Objective
Report every line in the listing that contains the string "Alfred".

Given data
◆ ◆ ◆ ◆ ◆
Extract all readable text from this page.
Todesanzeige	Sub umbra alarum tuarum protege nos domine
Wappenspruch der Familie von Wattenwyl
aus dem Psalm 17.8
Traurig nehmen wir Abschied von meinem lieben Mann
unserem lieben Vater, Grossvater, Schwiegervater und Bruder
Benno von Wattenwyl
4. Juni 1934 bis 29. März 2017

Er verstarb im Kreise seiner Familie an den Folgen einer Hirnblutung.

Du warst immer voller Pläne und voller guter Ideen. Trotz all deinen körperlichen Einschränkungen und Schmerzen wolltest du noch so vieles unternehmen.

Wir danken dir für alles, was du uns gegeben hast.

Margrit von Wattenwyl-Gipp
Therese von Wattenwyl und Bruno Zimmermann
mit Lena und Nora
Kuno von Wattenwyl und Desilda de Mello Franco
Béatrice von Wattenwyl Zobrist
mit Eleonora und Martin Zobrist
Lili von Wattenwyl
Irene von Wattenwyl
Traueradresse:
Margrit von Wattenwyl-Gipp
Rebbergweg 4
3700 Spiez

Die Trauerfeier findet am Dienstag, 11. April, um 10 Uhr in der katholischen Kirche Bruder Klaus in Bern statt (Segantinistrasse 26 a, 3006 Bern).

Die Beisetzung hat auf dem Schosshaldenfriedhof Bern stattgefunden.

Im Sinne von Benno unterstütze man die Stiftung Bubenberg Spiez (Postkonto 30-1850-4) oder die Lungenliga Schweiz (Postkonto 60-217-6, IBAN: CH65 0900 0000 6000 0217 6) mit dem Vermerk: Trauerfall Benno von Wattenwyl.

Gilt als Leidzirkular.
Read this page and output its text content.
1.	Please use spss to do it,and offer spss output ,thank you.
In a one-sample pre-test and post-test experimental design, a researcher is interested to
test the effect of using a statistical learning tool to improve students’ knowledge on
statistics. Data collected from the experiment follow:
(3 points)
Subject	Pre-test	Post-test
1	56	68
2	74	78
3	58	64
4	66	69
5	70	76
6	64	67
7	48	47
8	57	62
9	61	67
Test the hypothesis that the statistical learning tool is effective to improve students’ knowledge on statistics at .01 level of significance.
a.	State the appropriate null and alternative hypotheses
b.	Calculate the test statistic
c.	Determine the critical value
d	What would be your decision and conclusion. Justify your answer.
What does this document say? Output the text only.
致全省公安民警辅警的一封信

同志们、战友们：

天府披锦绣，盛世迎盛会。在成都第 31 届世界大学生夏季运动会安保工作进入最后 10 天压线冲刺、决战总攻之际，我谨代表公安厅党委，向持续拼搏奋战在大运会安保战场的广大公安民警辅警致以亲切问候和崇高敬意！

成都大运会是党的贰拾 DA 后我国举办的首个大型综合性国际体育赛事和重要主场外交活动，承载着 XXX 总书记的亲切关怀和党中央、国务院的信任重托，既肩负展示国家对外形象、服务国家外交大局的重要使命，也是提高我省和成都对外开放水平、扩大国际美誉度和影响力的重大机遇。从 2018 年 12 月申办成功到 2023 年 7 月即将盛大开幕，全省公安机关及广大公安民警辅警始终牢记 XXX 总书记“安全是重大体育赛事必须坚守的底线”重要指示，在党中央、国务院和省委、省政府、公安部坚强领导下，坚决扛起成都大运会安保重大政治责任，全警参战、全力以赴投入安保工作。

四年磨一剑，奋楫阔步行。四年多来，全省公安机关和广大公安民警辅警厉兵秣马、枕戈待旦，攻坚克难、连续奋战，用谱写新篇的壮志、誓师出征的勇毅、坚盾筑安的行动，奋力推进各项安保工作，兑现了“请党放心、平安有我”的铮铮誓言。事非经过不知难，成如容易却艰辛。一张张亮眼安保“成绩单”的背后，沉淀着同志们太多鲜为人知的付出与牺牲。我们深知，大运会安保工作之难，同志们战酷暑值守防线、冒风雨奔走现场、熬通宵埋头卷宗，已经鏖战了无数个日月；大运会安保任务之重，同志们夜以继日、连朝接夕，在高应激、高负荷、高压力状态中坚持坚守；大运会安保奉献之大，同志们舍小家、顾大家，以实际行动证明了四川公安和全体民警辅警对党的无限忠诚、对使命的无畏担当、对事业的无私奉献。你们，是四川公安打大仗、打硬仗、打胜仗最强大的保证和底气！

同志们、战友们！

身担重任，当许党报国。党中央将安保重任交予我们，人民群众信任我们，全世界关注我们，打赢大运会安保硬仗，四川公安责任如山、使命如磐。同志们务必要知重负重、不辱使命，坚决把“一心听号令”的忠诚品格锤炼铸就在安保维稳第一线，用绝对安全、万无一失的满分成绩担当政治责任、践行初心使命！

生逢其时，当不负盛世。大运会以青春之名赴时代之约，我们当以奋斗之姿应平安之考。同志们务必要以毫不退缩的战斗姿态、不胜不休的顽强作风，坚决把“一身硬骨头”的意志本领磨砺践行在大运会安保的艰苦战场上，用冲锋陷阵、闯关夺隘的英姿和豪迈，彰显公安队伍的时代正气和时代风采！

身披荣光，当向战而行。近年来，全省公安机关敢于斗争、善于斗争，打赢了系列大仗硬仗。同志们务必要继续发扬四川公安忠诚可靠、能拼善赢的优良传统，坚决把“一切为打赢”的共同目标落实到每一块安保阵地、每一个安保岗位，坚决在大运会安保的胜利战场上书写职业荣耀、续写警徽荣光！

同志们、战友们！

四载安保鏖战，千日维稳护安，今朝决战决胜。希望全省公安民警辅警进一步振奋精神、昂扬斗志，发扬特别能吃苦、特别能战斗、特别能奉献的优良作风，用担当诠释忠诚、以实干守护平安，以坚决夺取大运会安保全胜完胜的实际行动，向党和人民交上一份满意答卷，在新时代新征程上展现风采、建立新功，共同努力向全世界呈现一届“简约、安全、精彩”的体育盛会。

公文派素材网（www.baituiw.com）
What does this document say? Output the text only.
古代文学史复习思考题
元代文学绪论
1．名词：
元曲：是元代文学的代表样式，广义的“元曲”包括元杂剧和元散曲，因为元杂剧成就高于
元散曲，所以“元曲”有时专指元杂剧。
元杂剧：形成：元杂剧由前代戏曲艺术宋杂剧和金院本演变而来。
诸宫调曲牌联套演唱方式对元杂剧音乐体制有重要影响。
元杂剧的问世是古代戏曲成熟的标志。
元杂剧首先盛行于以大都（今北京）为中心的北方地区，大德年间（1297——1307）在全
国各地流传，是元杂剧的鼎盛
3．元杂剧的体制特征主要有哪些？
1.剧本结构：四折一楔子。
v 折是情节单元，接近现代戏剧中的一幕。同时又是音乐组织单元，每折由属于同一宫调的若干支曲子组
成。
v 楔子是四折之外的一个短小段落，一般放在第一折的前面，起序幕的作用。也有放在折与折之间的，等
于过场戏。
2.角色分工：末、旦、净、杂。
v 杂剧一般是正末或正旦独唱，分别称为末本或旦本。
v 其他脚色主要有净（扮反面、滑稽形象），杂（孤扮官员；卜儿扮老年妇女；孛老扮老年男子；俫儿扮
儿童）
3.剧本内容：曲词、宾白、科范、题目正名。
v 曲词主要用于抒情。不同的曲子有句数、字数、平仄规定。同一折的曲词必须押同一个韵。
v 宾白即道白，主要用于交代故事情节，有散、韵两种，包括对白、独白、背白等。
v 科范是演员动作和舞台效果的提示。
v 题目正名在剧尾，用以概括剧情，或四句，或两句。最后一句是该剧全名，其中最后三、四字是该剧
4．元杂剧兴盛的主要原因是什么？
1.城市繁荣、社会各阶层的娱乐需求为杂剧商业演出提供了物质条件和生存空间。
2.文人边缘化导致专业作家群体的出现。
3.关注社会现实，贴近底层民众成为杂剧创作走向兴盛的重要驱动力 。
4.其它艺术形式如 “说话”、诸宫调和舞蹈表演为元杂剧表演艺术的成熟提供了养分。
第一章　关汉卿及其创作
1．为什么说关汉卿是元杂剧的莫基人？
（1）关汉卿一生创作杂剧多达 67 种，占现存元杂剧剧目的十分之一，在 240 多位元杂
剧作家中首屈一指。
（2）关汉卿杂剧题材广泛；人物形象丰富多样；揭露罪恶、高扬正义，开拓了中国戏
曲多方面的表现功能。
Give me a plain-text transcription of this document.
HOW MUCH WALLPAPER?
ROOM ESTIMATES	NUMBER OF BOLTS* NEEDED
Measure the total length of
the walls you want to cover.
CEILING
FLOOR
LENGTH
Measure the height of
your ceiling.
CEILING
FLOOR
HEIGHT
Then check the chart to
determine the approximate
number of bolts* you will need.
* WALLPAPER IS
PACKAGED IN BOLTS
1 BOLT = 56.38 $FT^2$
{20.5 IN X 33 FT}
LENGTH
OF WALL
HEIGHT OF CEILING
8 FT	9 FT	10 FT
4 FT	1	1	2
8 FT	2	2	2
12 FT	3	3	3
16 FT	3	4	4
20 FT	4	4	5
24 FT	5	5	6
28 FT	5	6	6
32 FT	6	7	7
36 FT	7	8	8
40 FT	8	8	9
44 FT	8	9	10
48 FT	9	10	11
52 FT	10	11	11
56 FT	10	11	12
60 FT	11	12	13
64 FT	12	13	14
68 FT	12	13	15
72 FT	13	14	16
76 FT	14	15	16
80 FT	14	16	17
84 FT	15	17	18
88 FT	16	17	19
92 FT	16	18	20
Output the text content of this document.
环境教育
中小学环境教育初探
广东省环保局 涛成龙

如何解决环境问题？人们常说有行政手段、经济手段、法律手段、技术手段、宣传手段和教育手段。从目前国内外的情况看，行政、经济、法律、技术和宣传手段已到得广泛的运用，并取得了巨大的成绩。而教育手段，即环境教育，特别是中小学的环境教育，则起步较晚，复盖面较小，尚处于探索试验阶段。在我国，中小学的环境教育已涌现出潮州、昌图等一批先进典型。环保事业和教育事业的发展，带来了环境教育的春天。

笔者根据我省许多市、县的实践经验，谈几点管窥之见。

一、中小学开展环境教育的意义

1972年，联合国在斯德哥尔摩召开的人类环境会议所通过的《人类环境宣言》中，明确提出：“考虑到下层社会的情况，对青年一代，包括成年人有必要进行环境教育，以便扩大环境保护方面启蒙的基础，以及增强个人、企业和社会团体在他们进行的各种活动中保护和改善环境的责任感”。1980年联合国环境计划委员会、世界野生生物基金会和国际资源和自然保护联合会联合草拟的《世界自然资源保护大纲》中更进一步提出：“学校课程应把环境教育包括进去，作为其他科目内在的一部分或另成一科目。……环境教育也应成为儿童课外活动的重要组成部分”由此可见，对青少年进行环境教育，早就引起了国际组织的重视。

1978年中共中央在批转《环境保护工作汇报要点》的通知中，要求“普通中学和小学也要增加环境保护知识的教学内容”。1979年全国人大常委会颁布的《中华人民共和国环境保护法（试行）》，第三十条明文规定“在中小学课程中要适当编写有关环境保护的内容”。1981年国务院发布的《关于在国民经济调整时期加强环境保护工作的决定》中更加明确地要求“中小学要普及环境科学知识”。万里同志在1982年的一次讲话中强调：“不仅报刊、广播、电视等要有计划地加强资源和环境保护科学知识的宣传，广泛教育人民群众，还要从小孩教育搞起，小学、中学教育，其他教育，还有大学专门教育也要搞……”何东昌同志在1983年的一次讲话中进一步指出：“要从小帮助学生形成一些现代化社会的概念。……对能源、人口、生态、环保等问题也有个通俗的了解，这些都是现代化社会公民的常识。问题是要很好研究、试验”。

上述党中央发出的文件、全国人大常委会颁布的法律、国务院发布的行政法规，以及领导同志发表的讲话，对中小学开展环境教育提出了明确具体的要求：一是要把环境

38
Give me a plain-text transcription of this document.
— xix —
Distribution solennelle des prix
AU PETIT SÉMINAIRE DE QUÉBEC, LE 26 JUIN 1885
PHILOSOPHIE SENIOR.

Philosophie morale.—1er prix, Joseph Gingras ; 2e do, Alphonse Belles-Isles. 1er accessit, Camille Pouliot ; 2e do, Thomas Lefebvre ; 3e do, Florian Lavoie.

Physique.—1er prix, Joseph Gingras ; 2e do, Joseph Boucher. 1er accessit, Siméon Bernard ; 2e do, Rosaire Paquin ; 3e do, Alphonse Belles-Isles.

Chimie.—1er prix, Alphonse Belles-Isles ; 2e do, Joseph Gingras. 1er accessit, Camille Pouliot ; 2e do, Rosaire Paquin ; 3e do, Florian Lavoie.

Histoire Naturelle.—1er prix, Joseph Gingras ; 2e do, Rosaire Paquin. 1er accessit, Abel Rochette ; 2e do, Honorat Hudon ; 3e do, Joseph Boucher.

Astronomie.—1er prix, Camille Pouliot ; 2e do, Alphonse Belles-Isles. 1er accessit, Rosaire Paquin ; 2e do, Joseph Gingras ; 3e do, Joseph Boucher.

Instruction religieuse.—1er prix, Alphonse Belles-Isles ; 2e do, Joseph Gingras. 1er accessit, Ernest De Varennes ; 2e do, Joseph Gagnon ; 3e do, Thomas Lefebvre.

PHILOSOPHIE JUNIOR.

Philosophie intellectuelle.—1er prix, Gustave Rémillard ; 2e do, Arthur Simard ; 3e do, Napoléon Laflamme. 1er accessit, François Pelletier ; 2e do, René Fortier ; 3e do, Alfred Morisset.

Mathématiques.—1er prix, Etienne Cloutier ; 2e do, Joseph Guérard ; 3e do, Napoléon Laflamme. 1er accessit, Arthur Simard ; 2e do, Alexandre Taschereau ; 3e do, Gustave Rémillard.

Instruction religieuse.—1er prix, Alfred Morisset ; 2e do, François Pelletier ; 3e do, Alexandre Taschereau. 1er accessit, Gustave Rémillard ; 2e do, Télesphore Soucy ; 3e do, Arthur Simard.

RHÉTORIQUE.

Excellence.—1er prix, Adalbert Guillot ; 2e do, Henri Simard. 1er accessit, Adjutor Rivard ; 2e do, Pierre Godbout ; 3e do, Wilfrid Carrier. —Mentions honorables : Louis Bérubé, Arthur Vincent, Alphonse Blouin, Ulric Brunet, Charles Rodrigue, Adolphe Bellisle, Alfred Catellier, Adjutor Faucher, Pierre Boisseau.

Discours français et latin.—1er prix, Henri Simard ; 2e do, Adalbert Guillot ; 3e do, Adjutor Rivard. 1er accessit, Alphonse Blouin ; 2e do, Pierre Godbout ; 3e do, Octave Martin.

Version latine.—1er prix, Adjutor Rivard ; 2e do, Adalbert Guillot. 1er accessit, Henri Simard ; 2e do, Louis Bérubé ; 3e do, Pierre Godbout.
◆ ◆ ◆ ◆ ◆
Result for this exercise
Philosophie intellectuelle.—1er prix, Gustave Rémillard ; 2e do, Arthur Simard ; 3e do, Napoléon Laflamme. 1er accessit, François Pelletier ; 2e do, René Fortier ; 3e do, Alfred Morisset.
Instruction religieuse.—1er prix, Alfred Morisset ; 2e do, François Pelletier ; 3e do, Alexandre Taschereau. 1er accessit, Gustave Rémillard ; 2e do, Télesphore Soucy ; 3e do, Arthur Simard.
Excellence.—1er prix, Adalbert Guillot ; 2e do, Henri Simard. 1er accessit, Adjutor Rivard ; 2e do, Pierre Godbout ; 3e do, Wilfrid Carrier. —Mentions honorables : Louis Bérubé, Arthur Vincent, Alphonse Blouin, Ulric Brunet, Charles Rodrigue, Adolphe Bellisle, Alfred Catellier, Adjutor Faucher, Pierre Boisseau.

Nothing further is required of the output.